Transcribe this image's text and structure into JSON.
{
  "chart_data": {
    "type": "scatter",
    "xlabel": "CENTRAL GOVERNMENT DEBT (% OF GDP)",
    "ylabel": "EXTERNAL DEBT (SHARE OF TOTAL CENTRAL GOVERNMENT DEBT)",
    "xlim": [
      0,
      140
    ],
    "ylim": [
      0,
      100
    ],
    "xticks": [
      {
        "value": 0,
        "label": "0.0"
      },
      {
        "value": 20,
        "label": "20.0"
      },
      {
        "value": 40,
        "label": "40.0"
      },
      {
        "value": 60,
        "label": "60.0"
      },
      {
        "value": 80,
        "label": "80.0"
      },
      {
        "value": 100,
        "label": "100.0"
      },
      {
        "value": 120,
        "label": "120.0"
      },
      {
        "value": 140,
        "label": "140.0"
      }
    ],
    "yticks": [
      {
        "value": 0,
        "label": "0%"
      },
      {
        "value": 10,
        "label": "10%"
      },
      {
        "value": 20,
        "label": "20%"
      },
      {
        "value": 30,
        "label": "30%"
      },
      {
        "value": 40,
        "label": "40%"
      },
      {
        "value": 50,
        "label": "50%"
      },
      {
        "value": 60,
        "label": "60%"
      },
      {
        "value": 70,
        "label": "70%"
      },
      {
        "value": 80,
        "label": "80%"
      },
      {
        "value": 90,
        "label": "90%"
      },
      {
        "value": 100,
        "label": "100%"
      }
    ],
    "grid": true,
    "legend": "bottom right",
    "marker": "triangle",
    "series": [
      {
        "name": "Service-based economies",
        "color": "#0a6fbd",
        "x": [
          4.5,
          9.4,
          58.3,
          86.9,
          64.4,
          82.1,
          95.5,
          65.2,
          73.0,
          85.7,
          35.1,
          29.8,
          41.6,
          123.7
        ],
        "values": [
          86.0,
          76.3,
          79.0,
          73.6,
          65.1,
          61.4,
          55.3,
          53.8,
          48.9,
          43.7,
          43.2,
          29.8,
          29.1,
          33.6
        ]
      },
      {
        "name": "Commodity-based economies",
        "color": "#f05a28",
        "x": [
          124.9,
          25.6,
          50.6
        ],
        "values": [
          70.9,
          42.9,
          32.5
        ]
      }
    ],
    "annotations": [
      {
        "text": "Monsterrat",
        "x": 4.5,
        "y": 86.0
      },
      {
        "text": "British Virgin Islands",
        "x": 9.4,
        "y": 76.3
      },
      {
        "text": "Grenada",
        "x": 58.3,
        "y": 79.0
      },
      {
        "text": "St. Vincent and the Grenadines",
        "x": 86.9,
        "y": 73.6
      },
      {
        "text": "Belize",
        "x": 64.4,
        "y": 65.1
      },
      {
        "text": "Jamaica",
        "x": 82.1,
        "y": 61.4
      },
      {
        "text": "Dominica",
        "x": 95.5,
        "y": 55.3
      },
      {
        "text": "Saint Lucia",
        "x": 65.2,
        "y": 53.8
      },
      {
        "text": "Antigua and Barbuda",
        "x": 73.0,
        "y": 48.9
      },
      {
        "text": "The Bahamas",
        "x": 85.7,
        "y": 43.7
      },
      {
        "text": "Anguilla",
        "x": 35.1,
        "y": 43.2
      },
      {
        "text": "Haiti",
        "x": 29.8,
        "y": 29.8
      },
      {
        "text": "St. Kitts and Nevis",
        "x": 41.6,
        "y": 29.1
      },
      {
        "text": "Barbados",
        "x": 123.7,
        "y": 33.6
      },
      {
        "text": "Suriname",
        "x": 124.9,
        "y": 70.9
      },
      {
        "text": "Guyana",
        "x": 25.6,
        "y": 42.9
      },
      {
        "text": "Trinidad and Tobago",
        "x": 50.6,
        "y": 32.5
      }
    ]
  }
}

——

TASK DIRECTIONS
Make an exact copy of all the data.

COMPLETE OUTPUT
Transcribe this image's text and structure into JSON.
{
  "chart_data": {
    "type": "scatter",
    "xlabel": "CENTRAL GOVERNMENT DEBT (% OF GDP)",
    "ylabel": "EXTERNAL DEBT (SHARE OF TOTAL CENTRAL GOVERNMENT DEBT)",
    "xlim": [
      0,
      140
    ],
    "ylim": [
      0,
      100
    ],
    "xticks": [
      {
        "value": 0,
        "label": "0.0"
      },
      {
        "value": 20,
        "label": "20.0"
      },
      {
        "value": 40,
        "label": "40.0"
      },
      {
        "value": 60,
        "label": "60.0"
      },
      {
        "value": 80,
        "label": "80.0"
      },
      {
        "value": 100,
        "label": "100.0"
      },
      {
        "value": 120,
        "label": "120.0"
      },
      {
        "value": 140,
        "label": "140.0"
      }
    ],
    "yticks": [
      {
        "value": 0,
        "label": "0%"
      },
      {
        "value": 10,
        "label": "10%"
      },
      {
        "value": 20,
        "label": "20%"
      },
      {
        "value": 30,
        "label": "30%"
      },
      {
        "value": 40,
        "label": "40%"
      },
      {
        "value": 50,
        "label": "50%"
      },
      {
        "value": 60,
        "label": "60%"
      },
      {
        "value": 70,
        "label": "70%"
      },
      {
        "value": 80,
        "label": "80%"
      },
      {
        "value": 90,
        "label": "90%"
      },
      {
        "value": 100,
        "label": "100%"
      }
    ],
    "grid": true,
    "legend": "bottom right",
    "marker": "triangle",
    "series": [
      {
        "name": "Service-based economies",
        "color": "#0a6fbd",
        "x": [
          4.5,
          9.4,
          58.3,
          86.9,
          64.4,
          82.1,
          95.5,
          65.2,
          73.0,
          85.7,
          35.1,
          29.8,
          41.6,
          123.7
        ],
        "values": [
          86.0,
          76.3,
          79.0,
          73.6,
          65.1,
          61.4,
          55.3,
          53.8,
          48.9,
          43.7,
          43.2,
          29.8,
          29.1,
          33.6
        ]
      },
      {
        "name": "Commodity-based economies",
        "color": "#f05a28",
        "x": [
          124.9,
          25.6,
          50.6
        ],
        "values": [
          70.9,
          42.9,
          32.5
        ]
      }
    ],
    "annotations": [
      {
        "text": "Monsterrat",
        "x": 4.5,
        "y": 86.0
      },
      {
        "text": "British Virgin Islands",
        "x": 9.4,
        "y": 76.3
      },
      {
        "text": "Grenada",
        "x": 58.3,
        "y": 79.0
      },
      {
        "text": "St. Vincent and the Grenadines",
        "x": 86.9,
        "y": 73.6
      },
      {
        "text": "Belize",
        "x": 64.4,
        "y": 65.1
      },
      {
        "text": "Jamaica",
        "x": 82.1,
        "y": 61.4
      },
      {
        "text": "Dominica",
        "x": 95.5,
        "y": 55.3
      },
      {
        "text": "Saint Lucia",
        "x": 65.2,
        "y": 53.8
      },
      {
        "text": "Antigua and Barbuda",
        "x": 73.0,
        "y": 48.9
      },
      {
        "text": "The Bahamas",
        "x": 85.7,
        "y": 43.7
      },
      {
        "text": "Anguilla",
        "x": 35.1,
        "y": 43.2
      },
      {
        "text": "Haiti",
        "x": 29.8,
        "y": 29.8
      },
      {
        "text": "St. Kitts and Nevis",
        "x": 41.6,
        "y": 29.1
      },
      {
        "text": "Barbados",
        "x": 123.7,
        "y": 33.6
      },
      {
        "text": "Suriname",
        "x": 124.9,
        "y": 70.9
      },
      {
        "text": "Guyana",
        "x": 25.6,
        "y": 42.9
      },
      {
        "text": "Trinidad and Tobago",
        "x": 50.6,
        "y": 32.5
      }
    ]
  }
}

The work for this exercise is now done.